## start GIVEN RECORDS

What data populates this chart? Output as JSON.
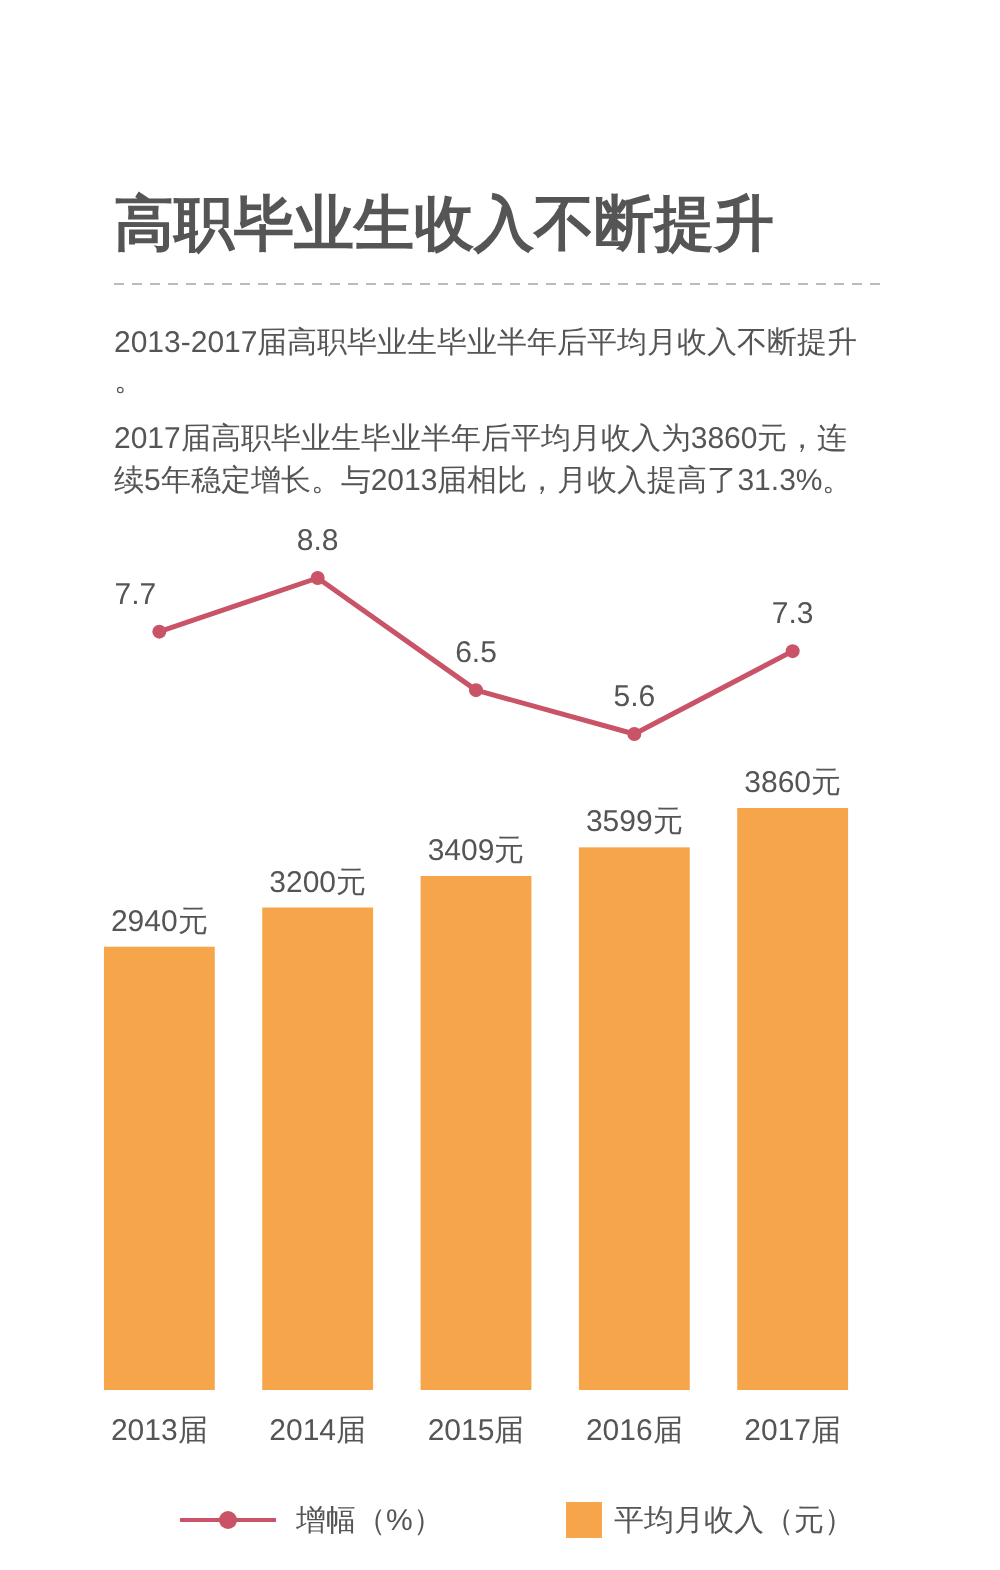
{
  "chart_data": [
    {
      "type": "line",
      "title": "高职毕业生收入不断提升",
      "subtitle": "2013-2017届高职毕业生毕业半年后平均月收入不断提升。",
      "annotations": [
        "2017届高职毕业生毕业半年后平均月收入为3860元，连续5年稳定增长。与2013届相比，月收入提高了31.3%。"
      ],
      "categories": [
        null,
        null,
        null,
        null,
        null
      ],
      "series": [
        {
          "name": "增幅（%）",
          "color": "#c95468",
          "values": [
            7.7,
            8.8,
            6.5,
            5.6,
            7.3
          ]
        }
      ],
      "data_labels": true,
      "marker": "circle",
      "legend": "bottom"
    },
    {
      "type": "bar",
      "categories": [
        "2013届",
        "2014届",
        "2015届",
        "2016届",
        "2017届"
      ],
      "tick_labels": "x",
      "series": [
        {
          "name": "平均月收入（元）",
          "type": "bar",
          "color": "#f6a54b",
          "values": [
            2940,
            3200,
            3409,
            3599,
            3860
          ],
          "value_labels": [
            "2940元",
            "3200元",
            "3409元",
            "3599元",
            "3860元"
          ]
        }
      ],
      "legend": "bottom"
    }
  ]
}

## end GIVEN RECORDS

▸ **PROBLEM TO SOLVE**:
Transcribe the records word for word and include no pictures.

▸ **SOLVED PROBLEM**:
What data populates this chart? Output as JSON.
{
  "chart_data": [
    {
      "type": "line",
      "title": "高职毕业生收入不断提升",
      "subtitle": "2013-2017届高职毕业生毕业半年后平均月收入不断提升。",
      "annotations": [
        "2017届高职毕业生毕业半年后平均月收入为3860元，连续5年稳定增长。与2013届相比，月收入提高了31.3%。"
      ],
      "categories": [
        null,
        null,
        null,
        null,
        null
      ],
      "series": [
        {
          "name": "增幅（%）",
          "color": "#c95468",
          "values": [
            7.7,
            8.8,
            6.5,
            5.6,
            7.3
          ]
        }
      ],
      "data_labels": true,
      "marker": "circle",
      "legend": "bottom"
    },
    {
      "type": "bar",
      "categories": [
        "2013届",
        "2014届",
        "2015届",
        "2016届",
        "2017届"
      ],
      "tick_labels": "x",
      "series": [
        {
          "name": "平均月收入（元）",
          "type": "bar",
          "color": "#f6a54b",
          "values": [
            2940,
            3200,
            3409,
            3599,
            3860
          ],
          "value_labels": [
            "2940元",
            "3200元",
            "3409元",
            "3599元",
            "3860元"
          ]
        }
      ],
      "legend": "bottom"
    }
  ]
}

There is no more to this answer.